• PROBLEM REQUIREMENTS: Listed below are entries; give the number of lines among them that include "ObjectId", and only that number.

───── SUPPLIED DATA ─────

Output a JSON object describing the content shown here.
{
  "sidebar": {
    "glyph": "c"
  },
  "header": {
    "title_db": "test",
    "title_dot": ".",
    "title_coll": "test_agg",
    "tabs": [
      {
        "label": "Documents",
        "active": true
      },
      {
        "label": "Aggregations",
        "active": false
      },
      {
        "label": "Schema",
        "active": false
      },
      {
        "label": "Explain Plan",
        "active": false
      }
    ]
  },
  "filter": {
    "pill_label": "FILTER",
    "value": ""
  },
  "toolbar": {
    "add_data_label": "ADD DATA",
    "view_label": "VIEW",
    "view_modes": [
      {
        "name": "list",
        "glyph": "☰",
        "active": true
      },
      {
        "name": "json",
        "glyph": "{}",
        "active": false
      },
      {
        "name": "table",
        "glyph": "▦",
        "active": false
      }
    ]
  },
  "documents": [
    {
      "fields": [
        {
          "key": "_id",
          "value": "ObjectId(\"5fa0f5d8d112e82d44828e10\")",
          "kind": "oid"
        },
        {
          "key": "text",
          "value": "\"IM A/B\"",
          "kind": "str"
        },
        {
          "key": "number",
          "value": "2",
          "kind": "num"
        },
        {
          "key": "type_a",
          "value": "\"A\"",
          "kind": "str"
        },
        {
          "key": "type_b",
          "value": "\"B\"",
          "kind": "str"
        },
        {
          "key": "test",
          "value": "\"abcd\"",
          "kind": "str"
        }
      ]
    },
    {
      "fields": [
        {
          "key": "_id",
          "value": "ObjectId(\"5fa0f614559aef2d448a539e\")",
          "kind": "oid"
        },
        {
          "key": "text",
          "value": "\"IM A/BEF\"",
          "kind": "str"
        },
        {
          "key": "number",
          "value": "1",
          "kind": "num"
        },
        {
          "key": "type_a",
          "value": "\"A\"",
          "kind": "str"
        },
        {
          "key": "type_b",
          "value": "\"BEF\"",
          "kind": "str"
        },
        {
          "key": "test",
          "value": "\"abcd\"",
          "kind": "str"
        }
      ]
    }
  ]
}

─────

• FINAL ANSWER: 2